Take every line from the listing below that includes "this" and copy it.

^^^^^^^^^^^^^^^^

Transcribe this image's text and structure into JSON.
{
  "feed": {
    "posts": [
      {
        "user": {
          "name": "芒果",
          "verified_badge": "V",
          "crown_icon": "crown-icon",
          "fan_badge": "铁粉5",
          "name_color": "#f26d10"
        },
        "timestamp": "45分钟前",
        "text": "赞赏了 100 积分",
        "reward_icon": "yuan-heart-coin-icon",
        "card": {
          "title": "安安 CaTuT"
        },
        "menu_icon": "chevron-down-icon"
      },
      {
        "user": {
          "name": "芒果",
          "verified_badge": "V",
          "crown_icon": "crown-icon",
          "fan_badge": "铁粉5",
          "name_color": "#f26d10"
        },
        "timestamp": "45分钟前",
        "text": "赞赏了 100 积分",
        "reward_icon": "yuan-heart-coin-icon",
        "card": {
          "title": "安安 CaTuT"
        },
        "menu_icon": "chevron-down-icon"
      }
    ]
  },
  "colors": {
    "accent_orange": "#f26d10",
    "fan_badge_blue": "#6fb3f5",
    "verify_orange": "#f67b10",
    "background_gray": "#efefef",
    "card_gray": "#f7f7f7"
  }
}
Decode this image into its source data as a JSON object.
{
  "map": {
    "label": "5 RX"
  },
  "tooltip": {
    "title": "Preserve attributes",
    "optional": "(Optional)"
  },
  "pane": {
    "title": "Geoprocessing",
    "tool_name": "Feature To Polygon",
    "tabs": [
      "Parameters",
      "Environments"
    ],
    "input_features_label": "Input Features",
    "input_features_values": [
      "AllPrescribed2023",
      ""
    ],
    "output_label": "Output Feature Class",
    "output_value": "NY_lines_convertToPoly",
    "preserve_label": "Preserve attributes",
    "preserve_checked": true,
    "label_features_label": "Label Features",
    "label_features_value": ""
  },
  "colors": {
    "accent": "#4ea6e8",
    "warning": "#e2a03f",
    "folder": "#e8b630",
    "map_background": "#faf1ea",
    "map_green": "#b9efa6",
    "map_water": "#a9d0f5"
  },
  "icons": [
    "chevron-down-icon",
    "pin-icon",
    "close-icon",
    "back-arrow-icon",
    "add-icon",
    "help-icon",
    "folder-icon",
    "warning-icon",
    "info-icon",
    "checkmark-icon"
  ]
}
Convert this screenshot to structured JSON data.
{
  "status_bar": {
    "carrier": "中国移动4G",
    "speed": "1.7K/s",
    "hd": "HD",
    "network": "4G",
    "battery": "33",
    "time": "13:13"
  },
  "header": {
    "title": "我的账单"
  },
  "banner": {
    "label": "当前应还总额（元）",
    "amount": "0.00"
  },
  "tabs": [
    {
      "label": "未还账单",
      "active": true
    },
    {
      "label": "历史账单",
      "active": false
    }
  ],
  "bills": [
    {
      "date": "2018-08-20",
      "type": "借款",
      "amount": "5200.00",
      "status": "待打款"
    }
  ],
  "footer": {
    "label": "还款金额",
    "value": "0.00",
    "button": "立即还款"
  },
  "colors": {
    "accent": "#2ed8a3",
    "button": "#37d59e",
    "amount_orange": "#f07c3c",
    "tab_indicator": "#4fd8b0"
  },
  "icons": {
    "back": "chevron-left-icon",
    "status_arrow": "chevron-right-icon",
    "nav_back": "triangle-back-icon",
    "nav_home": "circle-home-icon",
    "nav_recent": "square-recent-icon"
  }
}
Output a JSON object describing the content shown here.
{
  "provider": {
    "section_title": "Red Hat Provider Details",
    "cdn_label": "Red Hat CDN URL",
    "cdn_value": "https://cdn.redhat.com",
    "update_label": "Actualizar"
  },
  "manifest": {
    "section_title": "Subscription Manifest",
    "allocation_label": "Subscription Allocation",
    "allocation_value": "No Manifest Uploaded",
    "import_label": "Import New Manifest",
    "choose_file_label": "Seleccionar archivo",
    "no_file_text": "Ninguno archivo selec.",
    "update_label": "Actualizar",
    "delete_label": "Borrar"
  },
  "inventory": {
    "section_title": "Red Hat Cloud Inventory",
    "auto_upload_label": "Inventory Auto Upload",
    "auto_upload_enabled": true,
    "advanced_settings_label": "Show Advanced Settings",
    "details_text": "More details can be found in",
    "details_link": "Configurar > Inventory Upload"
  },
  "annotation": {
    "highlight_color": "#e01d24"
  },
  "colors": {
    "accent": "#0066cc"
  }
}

^^^^^^^^^^^^^^^^

RESPONSE:
Transcribe this image's text and structure into JSON.
Decode this image into its source data as a JSON object.
Convert this screenshot to structured JSON data.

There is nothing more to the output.